- Exercise inputs
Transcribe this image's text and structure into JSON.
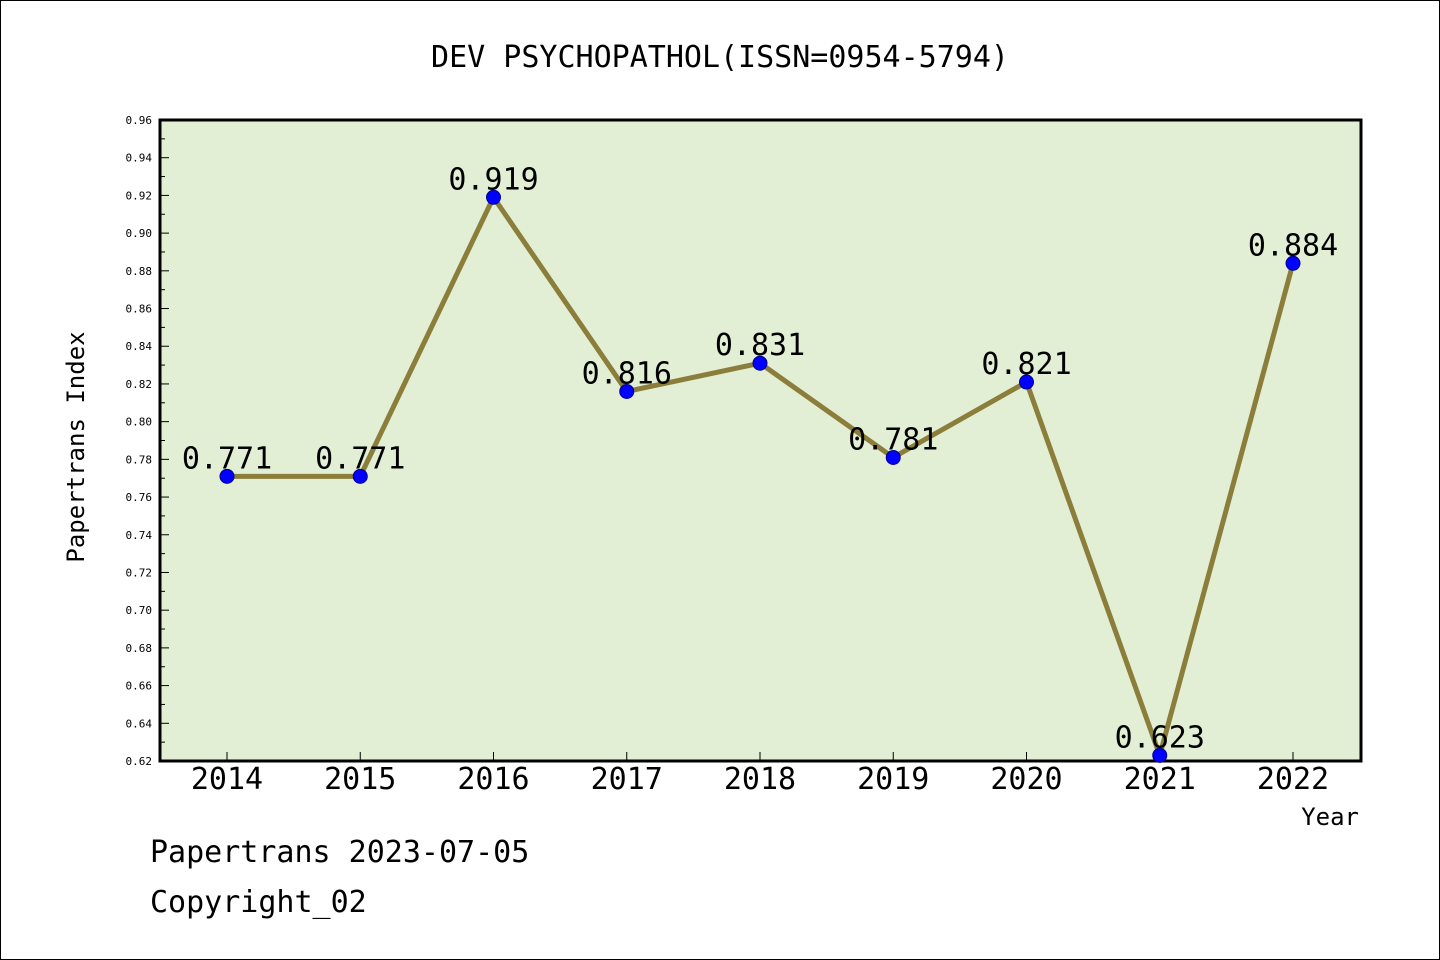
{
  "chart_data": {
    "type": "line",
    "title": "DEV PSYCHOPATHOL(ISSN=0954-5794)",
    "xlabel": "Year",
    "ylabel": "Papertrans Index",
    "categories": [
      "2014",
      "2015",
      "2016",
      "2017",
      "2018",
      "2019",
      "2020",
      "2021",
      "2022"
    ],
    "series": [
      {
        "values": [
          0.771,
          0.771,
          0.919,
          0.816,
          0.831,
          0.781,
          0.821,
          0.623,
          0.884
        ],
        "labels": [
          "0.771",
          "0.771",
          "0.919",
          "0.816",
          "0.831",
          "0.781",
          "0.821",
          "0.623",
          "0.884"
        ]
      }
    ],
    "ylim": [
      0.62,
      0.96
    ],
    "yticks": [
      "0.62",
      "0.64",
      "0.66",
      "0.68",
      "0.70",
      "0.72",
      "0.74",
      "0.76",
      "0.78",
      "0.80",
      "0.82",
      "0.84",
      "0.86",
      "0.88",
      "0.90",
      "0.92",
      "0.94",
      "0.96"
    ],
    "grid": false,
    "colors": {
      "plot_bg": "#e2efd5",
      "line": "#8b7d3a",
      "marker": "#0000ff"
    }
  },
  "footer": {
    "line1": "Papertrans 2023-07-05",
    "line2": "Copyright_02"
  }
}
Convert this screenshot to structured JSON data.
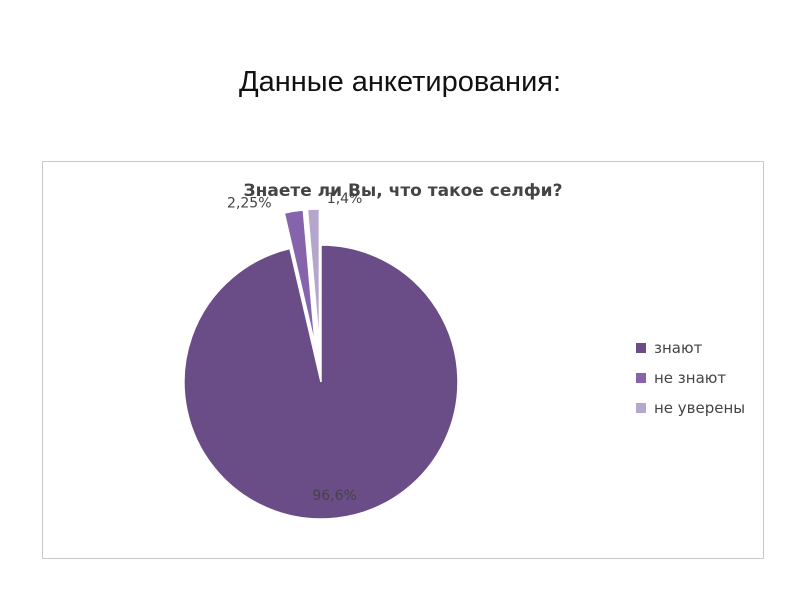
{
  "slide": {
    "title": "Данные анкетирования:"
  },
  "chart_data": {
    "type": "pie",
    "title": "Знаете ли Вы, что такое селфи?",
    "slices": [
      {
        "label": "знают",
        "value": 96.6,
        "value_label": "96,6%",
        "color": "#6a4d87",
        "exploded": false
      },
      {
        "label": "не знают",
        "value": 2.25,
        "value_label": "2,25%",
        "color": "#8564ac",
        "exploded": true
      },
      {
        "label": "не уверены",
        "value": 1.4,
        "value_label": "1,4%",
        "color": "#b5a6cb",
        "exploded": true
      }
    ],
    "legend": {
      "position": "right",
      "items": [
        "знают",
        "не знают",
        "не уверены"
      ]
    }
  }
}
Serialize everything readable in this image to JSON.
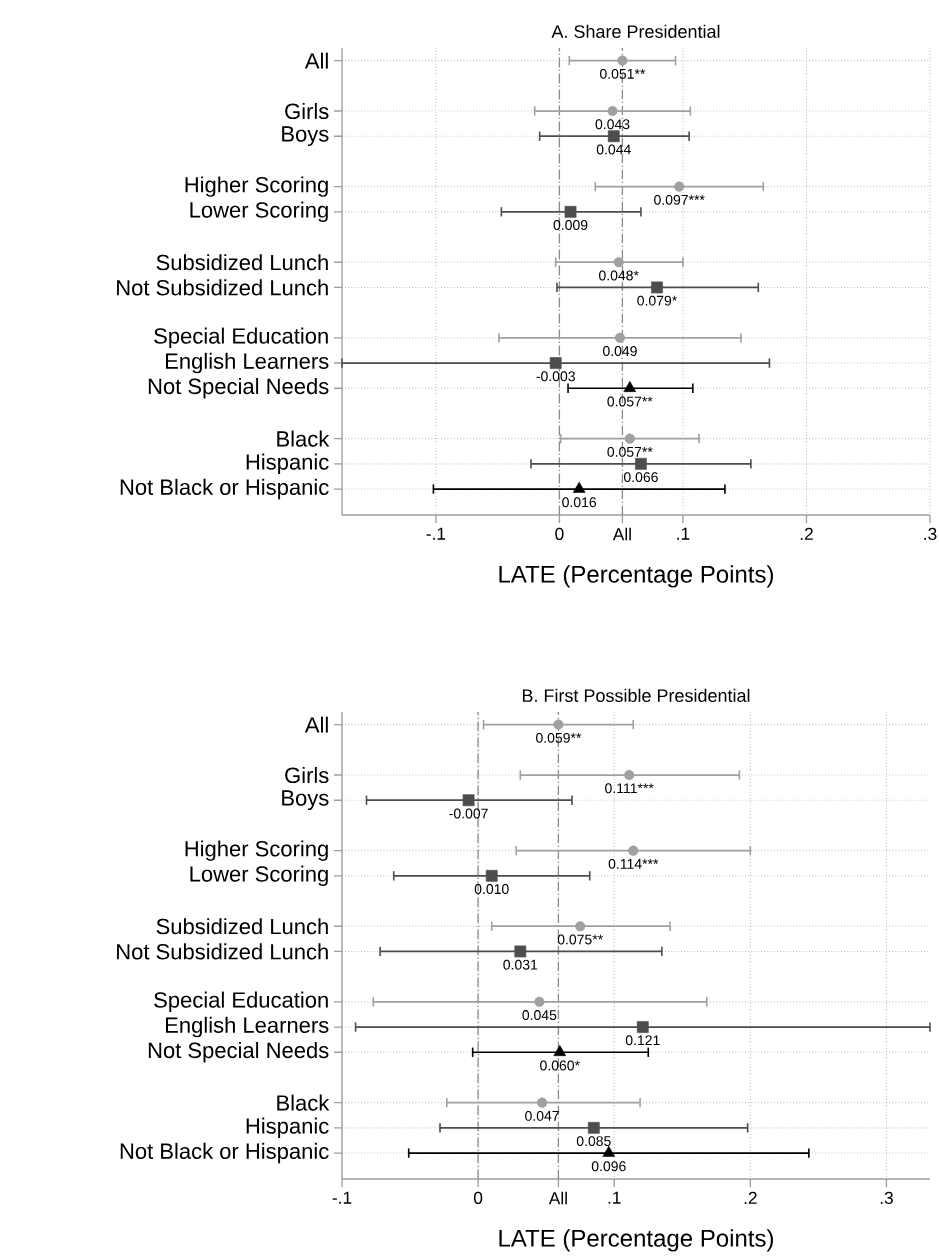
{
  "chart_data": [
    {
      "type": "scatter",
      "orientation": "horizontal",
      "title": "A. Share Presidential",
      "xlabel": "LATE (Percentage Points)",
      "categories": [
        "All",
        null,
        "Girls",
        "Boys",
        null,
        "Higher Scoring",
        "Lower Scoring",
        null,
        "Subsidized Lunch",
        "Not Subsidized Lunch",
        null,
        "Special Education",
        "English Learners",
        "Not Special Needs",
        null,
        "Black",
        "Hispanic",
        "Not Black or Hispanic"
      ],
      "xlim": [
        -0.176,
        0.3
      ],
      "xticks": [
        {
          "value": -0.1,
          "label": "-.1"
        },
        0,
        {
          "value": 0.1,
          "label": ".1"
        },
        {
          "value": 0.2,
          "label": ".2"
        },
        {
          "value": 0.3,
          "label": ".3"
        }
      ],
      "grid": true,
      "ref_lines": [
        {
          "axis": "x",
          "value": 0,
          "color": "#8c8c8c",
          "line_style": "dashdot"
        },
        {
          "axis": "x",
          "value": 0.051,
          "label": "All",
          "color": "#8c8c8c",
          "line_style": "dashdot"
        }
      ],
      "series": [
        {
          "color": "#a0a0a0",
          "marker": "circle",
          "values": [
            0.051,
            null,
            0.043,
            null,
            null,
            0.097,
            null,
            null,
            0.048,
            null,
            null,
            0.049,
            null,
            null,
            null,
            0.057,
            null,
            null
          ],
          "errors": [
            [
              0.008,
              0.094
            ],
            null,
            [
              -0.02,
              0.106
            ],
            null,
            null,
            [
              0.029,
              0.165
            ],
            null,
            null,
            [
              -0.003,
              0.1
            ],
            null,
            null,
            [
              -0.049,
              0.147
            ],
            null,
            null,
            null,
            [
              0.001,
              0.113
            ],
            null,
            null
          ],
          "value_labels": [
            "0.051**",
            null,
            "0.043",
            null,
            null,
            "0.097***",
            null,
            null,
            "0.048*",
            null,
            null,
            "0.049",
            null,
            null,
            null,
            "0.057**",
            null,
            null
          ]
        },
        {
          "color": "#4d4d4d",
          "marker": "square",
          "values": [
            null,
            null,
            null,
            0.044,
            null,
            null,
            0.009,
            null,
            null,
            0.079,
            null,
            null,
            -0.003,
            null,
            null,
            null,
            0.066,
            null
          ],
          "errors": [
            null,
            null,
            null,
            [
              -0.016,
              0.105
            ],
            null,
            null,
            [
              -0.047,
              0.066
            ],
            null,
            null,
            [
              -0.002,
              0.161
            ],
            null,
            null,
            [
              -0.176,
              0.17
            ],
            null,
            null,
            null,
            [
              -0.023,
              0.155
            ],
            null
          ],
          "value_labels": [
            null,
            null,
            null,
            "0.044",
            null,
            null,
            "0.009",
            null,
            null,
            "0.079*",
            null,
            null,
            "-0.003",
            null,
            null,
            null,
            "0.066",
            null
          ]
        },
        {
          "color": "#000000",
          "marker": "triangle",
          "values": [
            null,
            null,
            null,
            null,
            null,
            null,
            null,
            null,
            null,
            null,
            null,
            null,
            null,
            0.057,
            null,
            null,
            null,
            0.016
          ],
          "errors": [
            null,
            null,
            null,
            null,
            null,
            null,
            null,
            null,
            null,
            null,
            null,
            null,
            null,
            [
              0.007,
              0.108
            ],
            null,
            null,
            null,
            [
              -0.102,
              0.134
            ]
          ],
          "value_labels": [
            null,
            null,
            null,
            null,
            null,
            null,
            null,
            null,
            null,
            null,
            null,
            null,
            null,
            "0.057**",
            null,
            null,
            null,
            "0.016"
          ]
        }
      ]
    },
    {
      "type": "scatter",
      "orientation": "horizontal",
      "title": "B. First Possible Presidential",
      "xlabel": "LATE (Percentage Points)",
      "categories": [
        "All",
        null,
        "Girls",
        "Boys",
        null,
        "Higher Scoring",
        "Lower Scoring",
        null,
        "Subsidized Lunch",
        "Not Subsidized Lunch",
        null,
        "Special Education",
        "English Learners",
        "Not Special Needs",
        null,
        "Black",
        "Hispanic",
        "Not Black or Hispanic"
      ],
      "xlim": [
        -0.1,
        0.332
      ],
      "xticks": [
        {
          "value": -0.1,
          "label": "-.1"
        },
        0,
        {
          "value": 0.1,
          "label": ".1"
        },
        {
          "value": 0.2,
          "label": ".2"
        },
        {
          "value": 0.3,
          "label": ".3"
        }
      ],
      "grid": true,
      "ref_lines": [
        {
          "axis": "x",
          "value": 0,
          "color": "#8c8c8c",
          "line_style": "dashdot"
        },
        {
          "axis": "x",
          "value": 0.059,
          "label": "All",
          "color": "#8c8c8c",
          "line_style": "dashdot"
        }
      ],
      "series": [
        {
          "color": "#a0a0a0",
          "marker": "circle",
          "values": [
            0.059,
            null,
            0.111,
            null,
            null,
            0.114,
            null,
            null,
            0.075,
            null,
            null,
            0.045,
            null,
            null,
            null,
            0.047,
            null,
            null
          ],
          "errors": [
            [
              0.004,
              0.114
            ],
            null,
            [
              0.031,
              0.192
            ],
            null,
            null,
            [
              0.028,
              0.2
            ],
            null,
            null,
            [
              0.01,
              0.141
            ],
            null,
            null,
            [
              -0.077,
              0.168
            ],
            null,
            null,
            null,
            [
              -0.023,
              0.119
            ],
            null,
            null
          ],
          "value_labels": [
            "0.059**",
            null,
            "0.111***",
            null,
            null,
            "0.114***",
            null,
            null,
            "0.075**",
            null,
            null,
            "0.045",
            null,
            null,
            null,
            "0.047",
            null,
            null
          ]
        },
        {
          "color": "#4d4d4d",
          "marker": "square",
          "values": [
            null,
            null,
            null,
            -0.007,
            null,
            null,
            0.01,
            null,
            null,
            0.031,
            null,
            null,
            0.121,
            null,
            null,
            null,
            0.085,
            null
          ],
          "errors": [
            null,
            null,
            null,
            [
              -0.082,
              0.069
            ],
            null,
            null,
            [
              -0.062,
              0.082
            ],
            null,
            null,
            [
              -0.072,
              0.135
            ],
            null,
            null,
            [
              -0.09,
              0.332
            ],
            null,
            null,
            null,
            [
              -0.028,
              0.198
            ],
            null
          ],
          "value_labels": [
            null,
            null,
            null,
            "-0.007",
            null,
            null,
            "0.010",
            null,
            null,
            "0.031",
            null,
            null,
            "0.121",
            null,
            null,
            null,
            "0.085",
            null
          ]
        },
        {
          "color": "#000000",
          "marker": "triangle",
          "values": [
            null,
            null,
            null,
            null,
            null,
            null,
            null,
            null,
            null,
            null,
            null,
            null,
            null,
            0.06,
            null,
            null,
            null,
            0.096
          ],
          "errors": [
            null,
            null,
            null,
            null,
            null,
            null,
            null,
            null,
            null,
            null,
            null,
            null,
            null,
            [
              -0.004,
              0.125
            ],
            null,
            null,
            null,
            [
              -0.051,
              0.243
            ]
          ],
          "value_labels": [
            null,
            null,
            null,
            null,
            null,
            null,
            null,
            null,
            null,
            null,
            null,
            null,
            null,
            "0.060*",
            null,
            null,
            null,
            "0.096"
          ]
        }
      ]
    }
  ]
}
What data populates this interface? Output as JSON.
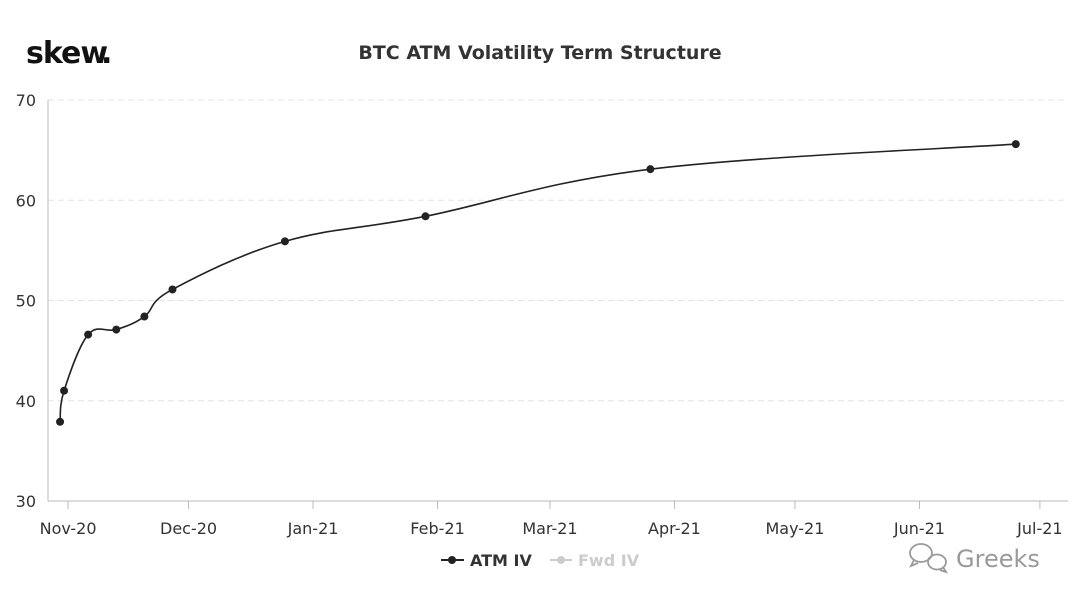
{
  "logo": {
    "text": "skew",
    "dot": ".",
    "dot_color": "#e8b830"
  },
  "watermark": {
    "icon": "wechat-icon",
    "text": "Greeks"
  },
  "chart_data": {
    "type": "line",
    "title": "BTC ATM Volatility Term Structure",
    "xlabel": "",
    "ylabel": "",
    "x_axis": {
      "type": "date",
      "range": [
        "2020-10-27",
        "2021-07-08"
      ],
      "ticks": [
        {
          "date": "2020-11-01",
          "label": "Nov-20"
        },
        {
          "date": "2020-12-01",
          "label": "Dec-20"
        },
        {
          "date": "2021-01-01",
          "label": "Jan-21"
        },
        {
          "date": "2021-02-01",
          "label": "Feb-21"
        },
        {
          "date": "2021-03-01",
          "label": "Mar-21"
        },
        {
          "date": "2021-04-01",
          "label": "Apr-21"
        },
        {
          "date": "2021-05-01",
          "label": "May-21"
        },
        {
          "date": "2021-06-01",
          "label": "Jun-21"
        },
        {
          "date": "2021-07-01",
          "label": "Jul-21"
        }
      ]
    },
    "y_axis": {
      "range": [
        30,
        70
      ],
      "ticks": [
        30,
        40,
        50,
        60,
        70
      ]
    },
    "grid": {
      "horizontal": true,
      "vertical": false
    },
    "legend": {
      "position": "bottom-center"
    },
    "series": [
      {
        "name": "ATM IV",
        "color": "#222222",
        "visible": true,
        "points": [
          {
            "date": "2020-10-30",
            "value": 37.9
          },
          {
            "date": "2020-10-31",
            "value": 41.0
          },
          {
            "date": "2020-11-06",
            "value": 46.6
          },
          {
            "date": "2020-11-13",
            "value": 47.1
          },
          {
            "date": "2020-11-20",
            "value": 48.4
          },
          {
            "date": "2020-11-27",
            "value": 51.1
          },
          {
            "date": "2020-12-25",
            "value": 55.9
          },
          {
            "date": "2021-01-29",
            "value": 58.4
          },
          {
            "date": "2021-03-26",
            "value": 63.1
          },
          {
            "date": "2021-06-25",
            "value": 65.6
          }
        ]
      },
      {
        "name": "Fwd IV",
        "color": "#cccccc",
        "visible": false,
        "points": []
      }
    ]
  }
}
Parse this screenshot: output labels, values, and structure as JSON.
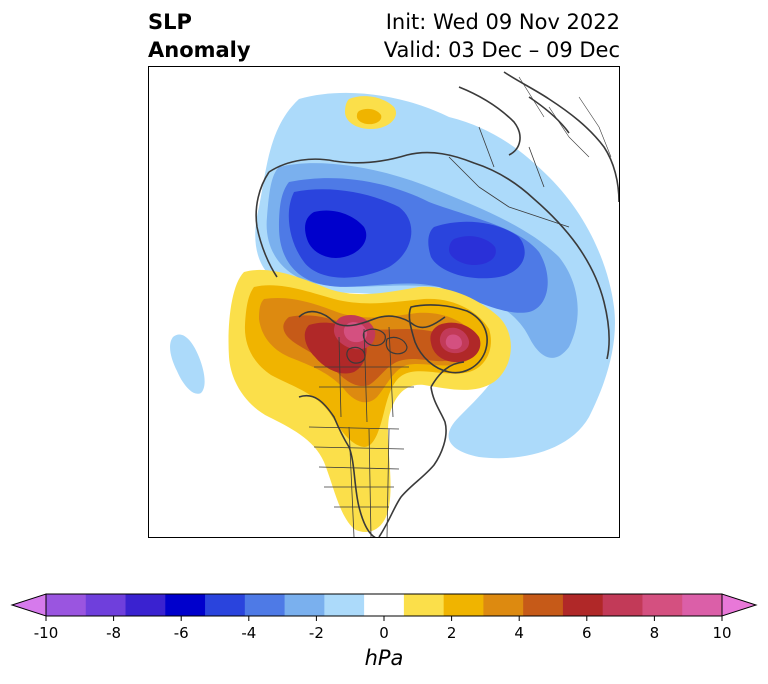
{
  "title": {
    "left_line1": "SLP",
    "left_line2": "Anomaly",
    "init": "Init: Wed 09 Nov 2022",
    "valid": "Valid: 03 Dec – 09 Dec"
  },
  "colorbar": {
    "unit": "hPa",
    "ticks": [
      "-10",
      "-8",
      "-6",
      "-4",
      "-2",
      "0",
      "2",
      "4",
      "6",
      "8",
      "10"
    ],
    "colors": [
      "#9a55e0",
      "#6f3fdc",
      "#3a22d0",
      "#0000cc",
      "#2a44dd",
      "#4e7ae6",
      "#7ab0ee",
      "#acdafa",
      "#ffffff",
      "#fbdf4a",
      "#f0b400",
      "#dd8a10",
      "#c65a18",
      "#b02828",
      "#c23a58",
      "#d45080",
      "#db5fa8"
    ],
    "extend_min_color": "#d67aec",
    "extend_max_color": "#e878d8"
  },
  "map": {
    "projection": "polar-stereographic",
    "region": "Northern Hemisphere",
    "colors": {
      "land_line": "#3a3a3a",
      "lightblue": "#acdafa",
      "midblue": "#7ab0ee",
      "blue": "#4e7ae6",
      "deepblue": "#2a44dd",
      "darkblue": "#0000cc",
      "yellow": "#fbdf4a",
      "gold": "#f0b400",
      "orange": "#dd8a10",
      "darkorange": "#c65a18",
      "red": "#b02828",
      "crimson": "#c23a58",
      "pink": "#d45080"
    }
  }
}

- Your instructions
Copy out every line holding the string "screenshot".

- Answer to the exercise
Convert this screenshot to structured JSON data.
Parse this screenshot: output labels, values, and structure as JSON.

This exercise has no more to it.